= EXERCISE OBJECTIVE =
Return the full material exactly.
⟨
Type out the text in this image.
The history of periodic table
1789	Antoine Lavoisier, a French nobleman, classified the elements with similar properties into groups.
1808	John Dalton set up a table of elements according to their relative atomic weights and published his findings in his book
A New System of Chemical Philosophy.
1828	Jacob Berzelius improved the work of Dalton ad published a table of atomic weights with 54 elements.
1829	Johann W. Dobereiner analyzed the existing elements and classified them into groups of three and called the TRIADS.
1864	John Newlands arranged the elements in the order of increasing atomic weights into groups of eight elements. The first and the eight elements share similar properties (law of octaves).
⟩
= TASK RESPONSE =
Type out the text in this image.
The history of periodic table
1789	Antoine Lavoisier, a French nobleman, classified the elements with similar properties into groups.
1808	John Dalton set up a table of elements according to their relative atomic weights and published his findings in his book
A New System of Chemical Philosophy.
1828	Jacob Berzelius improved the work of Dalton ad published a table of atomic weights with 54 elements.
1829	Johann W. Dobereiner analyzed the existing elements and classified them into groups of three and called the TRIADS.
1864	John Newlands arranged the elements in the order of increasing atomic weights into groups of eight elements. The first and the eight elements share similar properties (law of octaves).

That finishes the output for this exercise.